What is asked: Find each line in the following listing that has the string "Init", then state the count and nothing else.

Source records:
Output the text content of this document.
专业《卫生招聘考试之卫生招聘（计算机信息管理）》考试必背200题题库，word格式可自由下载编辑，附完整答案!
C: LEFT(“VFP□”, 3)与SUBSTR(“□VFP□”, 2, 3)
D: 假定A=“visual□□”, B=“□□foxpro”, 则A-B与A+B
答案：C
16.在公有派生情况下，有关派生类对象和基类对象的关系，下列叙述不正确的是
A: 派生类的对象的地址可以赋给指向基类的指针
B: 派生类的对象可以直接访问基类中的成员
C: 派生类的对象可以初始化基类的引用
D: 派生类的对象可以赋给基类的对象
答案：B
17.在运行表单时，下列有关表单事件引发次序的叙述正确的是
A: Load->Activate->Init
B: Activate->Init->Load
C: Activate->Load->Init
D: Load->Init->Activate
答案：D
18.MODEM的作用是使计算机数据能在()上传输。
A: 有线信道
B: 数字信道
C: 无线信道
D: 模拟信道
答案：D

Written answer: 4